Data provided =>
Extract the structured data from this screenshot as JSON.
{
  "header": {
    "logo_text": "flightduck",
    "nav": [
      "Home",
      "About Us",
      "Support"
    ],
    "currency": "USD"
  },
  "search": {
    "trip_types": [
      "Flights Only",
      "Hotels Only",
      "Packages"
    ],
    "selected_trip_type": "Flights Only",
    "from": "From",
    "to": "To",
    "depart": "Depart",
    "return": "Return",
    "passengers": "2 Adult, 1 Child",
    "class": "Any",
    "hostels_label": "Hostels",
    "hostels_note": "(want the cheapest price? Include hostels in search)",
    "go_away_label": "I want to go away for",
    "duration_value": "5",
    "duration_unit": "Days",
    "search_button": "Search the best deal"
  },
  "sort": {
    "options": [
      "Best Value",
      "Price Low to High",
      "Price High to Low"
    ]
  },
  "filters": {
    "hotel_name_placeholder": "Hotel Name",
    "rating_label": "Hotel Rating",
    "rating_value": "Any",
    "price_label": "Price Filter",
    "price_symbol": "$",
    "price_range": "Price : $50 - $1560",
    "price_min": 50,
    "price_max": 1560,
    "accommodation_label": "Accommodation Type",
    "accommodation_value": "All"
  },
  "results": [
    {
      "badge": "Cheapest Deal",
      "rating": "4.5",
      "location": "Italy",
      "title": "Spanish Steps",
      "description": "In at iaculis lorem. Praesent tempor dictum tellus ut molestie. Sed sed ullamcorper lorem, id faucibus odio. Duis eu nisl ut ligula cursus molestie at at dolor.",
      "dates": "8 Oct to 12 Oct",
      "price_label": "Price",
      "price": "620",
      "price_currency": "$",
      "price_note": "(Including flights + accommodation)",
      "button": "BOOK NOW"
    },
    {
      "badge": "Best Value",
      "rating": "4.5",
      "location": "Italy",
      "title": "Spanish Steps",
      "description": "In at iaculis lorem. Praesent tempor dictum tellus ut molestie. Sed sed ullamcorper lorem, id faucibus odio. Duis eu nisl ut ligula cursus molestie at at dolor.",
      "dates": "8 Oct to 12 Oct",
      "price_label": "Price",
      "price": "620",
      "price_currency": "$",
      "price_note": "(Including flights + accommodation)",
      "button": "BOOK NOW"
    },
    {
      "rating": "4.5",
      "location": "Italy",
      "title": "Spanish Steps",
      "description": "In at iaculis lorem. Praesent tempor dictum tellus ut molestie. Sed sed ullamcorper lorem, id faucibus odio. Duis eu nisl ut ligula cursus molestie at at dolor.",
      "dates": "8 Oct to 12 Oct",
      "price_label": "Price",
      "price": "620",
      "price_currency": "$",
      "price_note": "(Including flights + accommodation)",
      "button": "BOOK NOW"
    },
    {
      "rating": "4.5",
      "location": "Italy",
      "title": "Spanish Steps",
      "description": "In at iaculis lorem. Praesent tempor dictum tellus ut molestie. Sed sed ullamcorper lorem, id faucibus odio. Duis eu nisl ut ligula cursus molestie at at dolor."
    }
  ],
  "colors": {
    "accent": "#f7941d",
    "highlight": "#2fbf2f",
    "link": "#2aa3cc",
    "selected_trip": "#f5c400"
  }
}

Exercise prompt =>
Retype the records in full. Keep every line identical to the original.

Solution to the exercise =>
Extract the structured data from this screenshot as JSON.
{
  "header": {
    "logo_text": "flightduck",
    "nav": [
      "Home",
      "About Us",
      "Support"
    ],
    "currency": "USD"
  },
  "search": {
    "trip_types": [
      "Flights Only",
      "Hotels Only",
      "Packages"
    ],
    "selected_trip_type": "Flights Only",
    "from": "From",
    "to": "To",
    "depart": "Depart",
    "return": "Return",
    "passengers": "2 Adult, 1 Child",
    "class": "Any",
    "hostels_label": "Hostels",
    "hostels_note": "(want the cheapest price? Include hostels in search)",
    "go_away_label": "I want to go away for",
    "duration_value": "5",
    "duration_unit": "Days",
    "search_button": "Search the best deal"
  },
  "sort": {
    "options": [
      "Best Value",
      "Price Low to High",
      "Price High to Low"
    ]
  },
  "filters": {
    "hotel_name_placeholder": "Hotel Name",
    "rating_label": "Hotel Rating",
    "rating_value": "Any",
    "price_label": "Price Filter",
    "price_symbol": "$",
    "price_range": "Price : $50 - $1560",
    "price_min": 50,
    "price_max": 1560,
    "accommodation_label": "Accommodation Type",
    "accommodation_value": "All"
  },
  "results": [
    {
      "badge": "Cheapest Deal",
      "rating": "4.5",
      "location": "Italy",
      "title": "Spanish Steps",
      "description": "In at iaculis lorem. Praesent tempor dictum tellus ut molestie. Sed sed ullamcorper lorem, id faucibus odio. Duis eu nisl ut ligula cursus molestie at at dolor.",
      "dates": "8 Oct to 12 Oct",
      "price_label": "Price",
      "price": "620",
      "price_currency": "$",
      "price_note": "(Including flights + accommodation)",
      "button": "BOOK NOW"
    },
    {
      "badge": "Best Value",
      "rating": "4.5",
      "location": "Italy",
      "title": "Spanish Steps",
      "description": "In at iaculis lorem. Praesent tempor dictum tellus ut molestie. Sed sed ullamcorper lorem, id faucibus odio. Duis eu nisl ut ligula cursus molestie at at dolor.",
      "dates": "8 Oct to 12 Oct",
      "price_label": "Price",
      "price": "620",
      "price_currency": "$",
      "price_note": "(Including flights + accommodation)",
      "button": "BOOK NOW"
    },
    {
      "rating": "4.5",
      "location": "Italy",
      "title": "Spanish Steps",
      "description": "In at iaculis lorem. Praesent tempor dictum tellus ut molestie. Sed sed ullamcorper lorem, id faucibus odio. Duis eu nisl ut ligula cursus molestie at at dolor.",
      "dates": "8 Oct to 12 Oct",
      "price_label": "Price",
      "price": "620",
      "price_currency": "$",
      "price_note": "(Including flights + accommodation)",
      "button": "BOOK NOW"
    },
    {
      "rating": "4.5",
      "location": "Italy",
      "title": "Spanish Steps",
      "description": "In at iaculis lorem. Praesent tempor dictum tellus ut molestie. Sed sed ullamcorper lorem, id faucibus odio. Duis eu nisl ut ligula cursus molestie at at dolor."
    }
  ],
  "colors": {
    "accent": "#f7941d",
    "highlight": "#2fbf2f",
    "link": "#2aa3cc",
    "selected_trip": "#f5c400"
  }
}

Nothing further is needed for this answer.